WHAT TO WORK ON: Gather the lines from the material that contain "Carica".

-------------------------

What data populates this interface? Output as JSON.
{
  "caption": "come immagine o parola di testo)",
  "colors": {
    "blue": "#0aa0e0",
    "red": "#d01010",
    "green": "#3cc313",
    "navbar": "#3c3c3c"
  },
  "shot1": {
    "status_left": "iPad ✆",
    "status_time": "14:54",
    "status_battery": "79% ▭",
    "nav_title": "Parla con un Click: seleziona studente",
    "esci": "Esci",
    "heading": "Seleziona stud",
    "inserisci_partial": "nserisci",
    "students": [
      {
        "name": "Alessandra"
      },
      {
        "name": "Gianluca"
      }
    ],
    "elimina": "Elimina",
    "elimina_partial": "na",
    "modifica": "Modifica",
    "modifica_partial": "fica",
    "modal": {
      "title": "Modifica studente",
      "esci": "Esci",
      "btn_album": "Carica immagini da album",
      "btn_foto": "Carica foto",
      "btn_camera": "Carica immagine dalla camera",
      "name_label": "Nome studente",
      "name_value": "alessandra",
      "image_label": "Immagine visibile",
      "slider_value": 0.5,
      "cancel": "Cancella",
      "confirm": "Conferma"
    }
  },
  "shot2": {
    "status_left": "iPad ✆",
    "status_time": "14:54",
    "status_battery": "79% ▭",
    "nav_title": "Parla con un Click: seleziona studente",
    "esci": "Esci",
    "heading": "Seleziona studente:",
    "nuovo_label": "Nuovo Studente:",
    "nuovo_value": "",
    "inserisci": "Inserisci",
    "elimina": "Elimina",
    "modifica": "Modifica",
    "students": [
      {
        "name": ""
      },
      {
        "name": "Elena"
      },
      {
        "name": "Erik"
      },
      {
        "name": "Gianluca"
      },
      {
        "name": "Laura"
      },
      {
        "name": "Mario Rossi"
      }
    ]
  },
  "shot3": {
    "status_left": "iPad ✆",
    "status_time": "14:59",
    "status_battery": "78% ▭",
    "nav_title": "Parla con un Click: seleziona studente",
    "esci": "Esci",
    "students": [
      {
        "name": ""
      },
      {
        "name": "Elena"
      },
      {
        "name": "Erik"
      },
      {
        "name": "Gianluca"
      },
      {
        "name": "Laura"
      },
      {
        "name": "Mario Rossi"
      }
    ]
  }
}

-------------------------

CORRECT RESULT:
      "btn_album": "Carica immagini da album",
      "btn_foto": "Carica foto",
      "btn_camera": "Carica immagine dalla camera",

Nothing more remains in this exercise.